◆ **DATA SECTION**:
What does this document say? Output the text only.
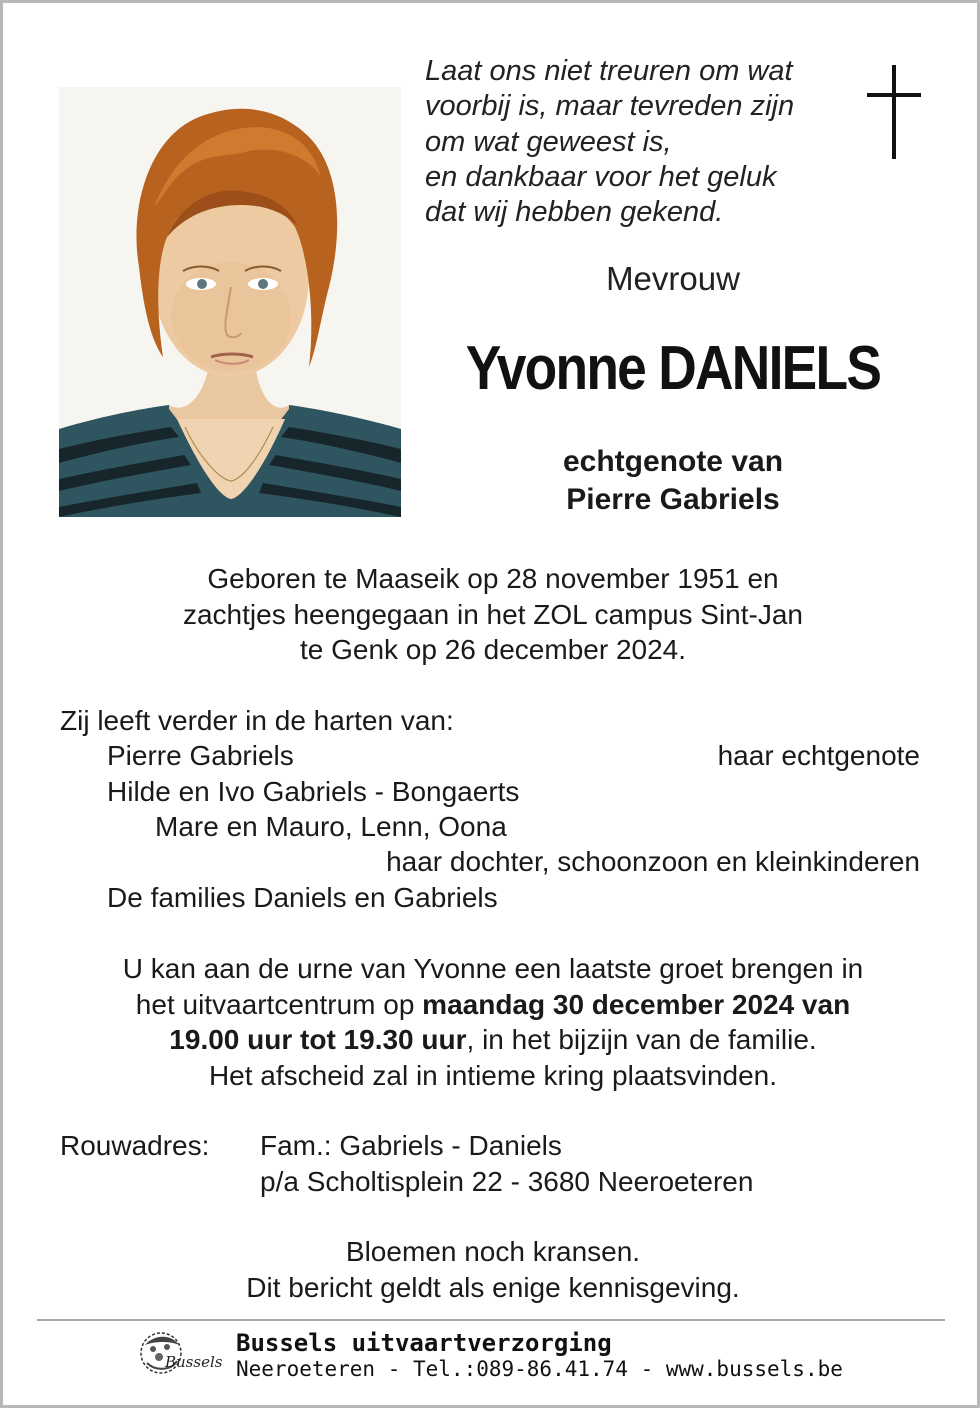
Laat ons niet treuren om wat
voorbij is, maar tevreden zijn
om wat geweest is,
en dankbaar voor het geluk
dat wij hebben gekend.
Mevrouw
Yvonne DANIELS
echtgenote van
Pierre Gabriels
Geboren te Maaseik op 28 november 1951 en
zachtjes heengegaan in het ZOL campus Sint-Jan
te Genk op 26 december 2024.
Zij leeft verder in de harten van:
Pierre Gabriels	haar echtgenote
Hilde en Ivo Gabriels - Bongaerts
Mare en Mauro, Lenn, Oona
haar dochter, schoonzoon en kleinkinderen
De families Daniels en Gabriels
U kan aan de urne van Yvonne een laatste groet brengen in
het uitvaartcentrum op maandag 30 december 2024 van
19.00 uur tot 19.30 uur, in het bijzijn van de familie.
Het afscheid zal in intieme kring plaatsvinden.
Rouwadres: Fam.: Gabriels - Daniels
p/a Scholtisplein 22 - 3680 Neeroeteren
Bloemen noch kransen.
Dit bericht geldt als enige kennisgeving.
Bussels
Bussels uitvaartverzorging
Neeroeteren - Tel.:089-86.41.74 - www.bussels.be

◆ **STATED TASK**: Find and count the lines of the data that include the string "echtgenote", and report that figure by itself.

◆ **ANSWER FOR THE TASK**: 2